Start of Extracted material
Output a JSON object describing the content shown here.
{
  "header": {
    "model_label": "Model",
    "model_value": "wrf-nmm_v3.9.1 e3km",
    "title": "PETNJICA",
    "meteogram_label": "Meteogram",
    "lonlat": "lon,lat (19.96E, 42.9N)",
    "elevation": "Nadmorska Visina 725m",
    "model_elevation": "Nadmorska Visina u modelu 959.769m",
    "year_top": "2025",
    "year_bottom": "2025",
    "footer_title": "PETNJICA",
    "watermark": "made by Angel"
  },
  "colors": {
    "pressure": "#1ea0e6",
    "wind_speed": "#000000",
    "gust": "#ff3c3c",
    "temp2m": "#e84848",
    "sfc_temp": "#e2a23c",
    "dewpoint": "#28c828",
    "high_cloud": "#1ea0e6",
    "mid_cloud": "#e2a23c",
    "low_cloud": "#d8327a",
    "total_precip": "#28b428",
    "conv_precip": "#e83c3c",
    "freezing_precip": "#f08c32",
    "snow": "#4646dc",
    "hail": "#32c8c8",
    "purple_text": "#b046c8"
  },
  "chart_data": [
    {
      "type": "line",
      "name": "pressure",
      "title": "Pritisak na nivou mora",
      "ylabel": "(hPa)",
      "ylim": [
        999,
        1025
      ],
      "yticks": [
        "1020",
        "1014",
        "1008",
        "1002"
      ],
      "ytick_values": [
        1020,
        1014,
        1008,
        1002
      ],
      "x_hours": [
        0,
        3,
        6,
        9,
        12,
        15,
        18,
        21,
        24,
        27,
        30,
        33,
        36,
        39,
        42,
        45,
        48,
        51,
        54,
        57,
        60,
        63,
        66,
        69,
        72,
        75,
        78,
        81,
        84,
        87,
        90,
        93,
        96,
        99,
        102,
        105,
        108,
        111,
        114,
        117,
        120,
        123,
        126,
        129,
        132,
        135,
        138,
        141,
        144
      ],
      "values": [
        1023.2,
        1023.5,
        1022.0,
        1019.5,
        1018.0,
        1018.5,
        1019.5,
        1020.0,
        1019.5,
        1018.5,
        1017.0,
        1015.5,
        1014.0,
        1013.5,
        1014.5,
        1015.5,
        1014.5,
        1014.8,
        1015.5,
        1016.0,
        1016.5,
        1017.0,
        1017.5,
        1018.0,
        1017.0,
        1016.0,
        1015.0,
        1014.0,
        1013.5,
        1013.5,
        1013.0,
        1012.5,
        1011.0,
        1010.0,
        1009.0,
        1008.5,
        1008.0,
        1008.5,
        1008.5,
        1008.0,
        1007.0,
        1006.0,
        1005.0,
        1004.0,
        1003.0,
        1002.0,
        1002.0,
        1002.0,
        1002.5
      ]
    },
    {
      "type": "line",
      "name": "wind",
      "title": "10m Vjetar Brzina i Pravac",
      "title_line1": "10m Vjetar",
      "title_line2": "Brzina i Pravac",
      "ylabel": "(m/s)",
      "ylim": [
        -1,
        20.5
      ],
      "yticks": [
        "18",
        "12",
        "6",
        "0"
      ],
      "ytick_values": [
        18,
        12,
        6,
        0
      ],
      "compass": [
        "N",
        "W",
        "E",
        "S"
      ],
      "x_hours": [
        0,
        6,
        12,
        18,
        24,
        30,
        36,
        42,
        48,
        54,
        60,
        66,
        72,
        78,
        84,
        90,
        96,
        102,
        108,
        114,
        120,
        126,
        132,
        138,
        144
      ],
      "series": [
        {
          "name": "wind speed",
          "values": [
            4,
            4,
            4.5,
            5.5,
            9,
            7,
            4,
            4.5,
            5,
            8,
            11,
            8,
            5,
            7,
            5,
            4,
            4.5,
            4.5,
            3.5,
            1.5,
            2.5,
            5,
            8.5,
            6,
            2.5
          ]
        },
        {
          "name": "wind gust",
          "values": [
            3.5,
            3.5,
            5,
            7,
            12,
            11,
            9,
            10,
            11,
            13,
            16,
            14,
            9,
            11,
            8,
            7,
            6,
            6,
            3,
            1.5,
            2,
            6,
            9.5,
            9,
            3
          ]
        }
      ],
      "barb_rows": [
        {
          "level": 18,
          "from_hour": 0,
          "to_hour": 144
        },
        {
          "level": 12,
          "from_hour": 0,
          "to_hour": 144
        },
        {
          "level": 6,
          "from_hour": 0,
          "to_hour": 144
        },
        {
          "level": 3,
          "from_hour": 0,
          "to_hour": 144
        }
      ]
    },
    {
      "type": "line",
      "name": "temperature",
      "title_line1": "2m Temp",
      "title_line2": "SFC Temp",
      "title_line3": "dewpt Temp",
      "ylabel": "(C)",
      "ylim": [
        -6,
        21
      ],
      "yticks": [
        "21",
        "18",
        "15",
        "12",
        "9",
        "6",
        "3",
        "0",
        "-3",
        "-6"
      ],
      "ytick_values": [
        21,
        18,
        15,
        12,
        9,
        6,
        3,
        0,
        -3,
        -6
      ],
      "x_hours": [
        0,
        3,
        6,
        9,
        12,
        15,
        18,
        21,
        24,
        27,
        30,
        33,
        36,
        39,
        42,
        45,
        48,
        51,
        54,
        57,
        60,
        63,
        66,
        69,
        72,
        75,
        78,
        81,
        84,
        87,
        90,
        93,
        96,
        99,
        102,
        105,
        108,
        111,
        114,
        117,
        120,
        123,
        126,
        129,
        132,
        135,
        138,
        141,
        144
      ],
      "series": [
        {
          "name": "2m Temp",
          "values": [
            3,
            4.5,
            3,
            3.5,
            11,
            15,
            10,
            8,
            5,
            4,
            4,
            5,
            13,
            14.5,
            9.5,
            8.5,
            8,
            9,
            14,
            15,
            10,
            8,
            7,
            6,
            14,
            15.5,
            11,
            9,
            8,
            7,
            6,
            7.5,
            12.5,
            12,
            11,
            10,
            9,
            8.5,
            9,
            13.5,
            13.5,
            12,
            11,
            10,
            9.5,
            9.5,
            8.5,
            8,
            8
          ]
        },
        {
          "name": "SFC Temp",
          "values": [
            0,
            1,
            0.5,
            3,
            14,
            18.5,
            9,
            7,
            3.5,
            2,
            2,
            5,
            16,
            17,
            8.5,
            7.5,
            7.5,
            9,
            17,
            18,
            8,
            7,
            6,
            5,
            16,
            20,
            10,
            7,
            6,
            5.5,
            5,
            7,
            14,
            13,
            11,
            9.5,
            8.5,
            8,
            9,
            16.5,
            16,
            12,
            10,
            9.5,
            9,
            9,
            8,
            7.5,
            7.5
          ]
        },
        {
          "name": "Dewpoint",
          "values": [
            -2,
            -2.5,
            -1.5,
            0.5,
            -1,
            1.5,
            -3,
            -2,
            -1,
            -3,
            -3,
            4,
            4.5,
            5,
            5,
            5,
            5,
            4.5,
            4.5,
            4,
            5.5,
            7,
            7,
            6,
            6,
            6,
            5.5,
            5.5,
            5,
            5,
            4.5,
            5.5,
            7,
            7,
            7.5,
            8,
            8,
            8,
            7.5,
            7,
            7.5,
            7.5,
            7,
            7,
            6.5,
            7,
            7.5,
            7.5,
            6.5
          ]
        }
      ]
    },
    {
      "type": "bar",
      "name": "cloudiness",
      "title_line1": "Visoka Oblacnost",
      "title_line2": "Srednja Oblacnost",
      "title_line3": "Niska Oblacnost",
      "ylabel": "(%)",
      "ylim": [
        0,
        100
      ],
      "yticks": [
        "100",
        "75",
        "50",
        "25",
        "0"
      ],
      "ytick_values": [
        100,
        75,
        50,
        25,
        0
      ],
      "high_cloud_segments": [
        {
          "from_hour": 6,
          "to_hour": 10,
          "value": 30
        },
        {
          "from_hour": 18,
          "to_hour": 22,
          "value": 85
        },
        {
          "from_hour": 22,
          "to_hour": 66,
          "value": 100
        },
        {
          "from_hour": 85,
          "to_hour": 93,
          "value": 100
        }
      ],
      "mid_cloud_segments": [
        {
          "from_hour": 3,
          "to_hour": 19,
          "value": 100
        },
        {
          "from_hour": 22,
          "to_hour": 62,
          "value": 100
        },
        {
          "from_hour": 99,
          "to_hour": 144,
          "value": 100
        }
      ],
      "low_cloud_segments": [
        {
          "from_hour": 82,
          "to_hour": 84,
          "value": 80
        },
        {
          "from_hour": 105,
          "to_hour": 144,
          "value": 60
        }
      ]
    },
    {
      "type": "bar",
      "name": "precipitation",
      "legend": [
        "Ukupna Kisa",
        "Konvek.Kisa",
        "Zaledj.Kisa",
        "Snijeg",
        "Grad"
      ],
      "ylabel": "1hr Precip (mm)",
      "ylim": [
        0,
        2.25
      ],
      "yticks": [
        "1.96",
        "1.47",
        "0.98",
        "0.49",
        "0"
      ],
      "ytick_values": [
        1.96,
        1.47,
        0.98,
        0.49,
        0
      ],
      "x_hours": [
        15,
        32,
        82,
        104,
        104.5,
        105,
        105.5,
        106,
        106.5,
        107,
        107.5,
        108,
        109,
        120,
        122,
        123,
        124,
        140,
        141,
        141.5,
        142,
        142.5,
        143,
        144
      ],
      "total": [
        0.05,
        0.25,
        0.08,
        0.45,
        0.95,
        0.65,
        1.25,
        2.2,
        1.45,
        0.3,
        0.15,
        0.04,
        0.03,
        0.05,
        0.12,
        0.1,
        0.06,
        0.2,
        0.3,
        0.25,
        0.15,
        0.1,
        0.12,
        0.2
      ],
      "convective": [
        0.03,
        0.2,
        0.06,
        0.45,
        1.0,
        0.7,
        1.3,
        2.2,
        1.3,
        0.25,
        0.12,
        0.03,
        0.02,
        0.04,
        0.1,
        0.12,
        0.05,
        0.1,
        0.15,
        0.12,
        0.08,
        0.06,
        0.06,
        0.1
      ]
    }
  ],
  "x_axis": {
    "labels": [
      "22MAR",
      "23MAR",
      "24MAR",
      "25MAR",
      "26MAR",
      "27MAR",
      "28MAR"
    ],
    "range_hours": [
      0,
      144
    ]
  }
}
End of Extracted material
Exercise aim
Pick out the lines that contain "Nadmorska" and copy them.

Exercise output
    "elevation": "Nadmorska Visina 725m",
    "model_elevation": "Nadmorska Visina u modelu 959.769m",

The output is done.